**What is needed**
Set all the material down again unchanged, without the pictures.

* start Records for this exercise *

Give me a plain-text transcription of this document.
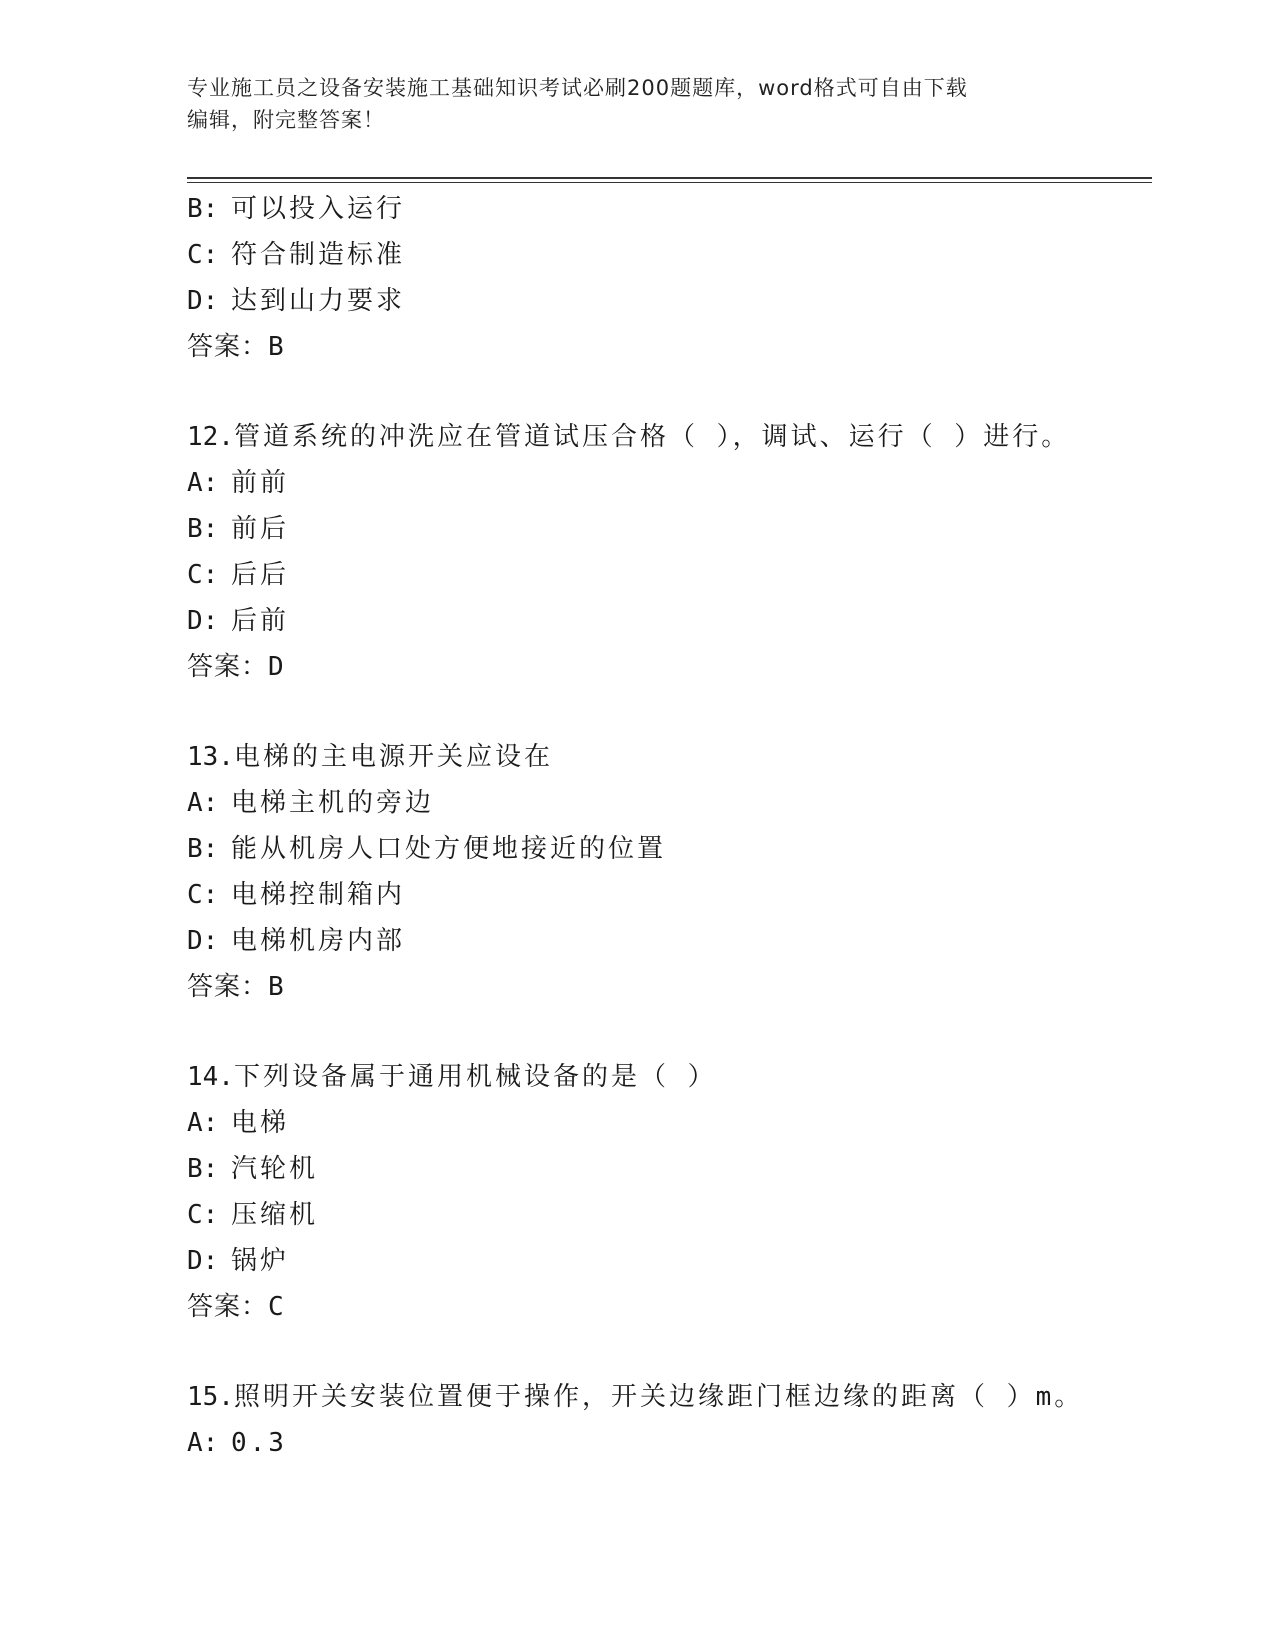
专业施工员之设备安装施工基础知识考试必刷200题题库，word格式可自由下载
编辑，附完整答案！
B: 可以投入运行
C: 符合制造标准
D: 达到山力要求
答案：B
12.管道系统的冲洗应在管道试压合格（ ），调试、运行（ ）进行。
A: 前前
B: 前后
C: 后后
D: 后前
答案：D
13.电梯的主电源开关应设在
A: 电梯主机的旁边
B: 能从机房人口处方便地接近的位置
C: 电梯控制箱内
D: 电梯机房内部
答案：B
14.下列设备属于通用机械设备的是（ ）
A: 电梯
B: 汽轮机
C: 压缩机
D: 锅炉
答案：C
15.照明开关安装位置便于操作，开关边缘距门框边缘的距离（ ）m。
A: 0.3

* end Records for this exercise *

**Answer to this exercise**
Give me a plain-text transcription of this document.
专业施工员之设备安装施工基础知识考试必刷200题题库，word格式可自由下载
编辑，附完整答案！
B: 可以投入运行
C: 符合制造标准
D: 达到山力要求
答案：B
12.管道系统的冲洗应在管道试压合格（ ），调试、运行（ ）进行。
A: 前前
B: 前后
C: 后后
D: 后前
答案：D
13.电梯的主电源开关应设在
A: 电梯主机的旁边
B: 能从机房人口处方便地接近的位置
C: 电梯控制箱内
D: 电梯机房内部
答案：B
14.下列设备属于通用机械设备的是（ ）
A: 电梯
B: 汽轮机
C: 压缩机
D: 锅炉
答案：C
15.照明开关安装位置便于操作，开关边缘距门框边缘的距离（ ）m。
A: 0.3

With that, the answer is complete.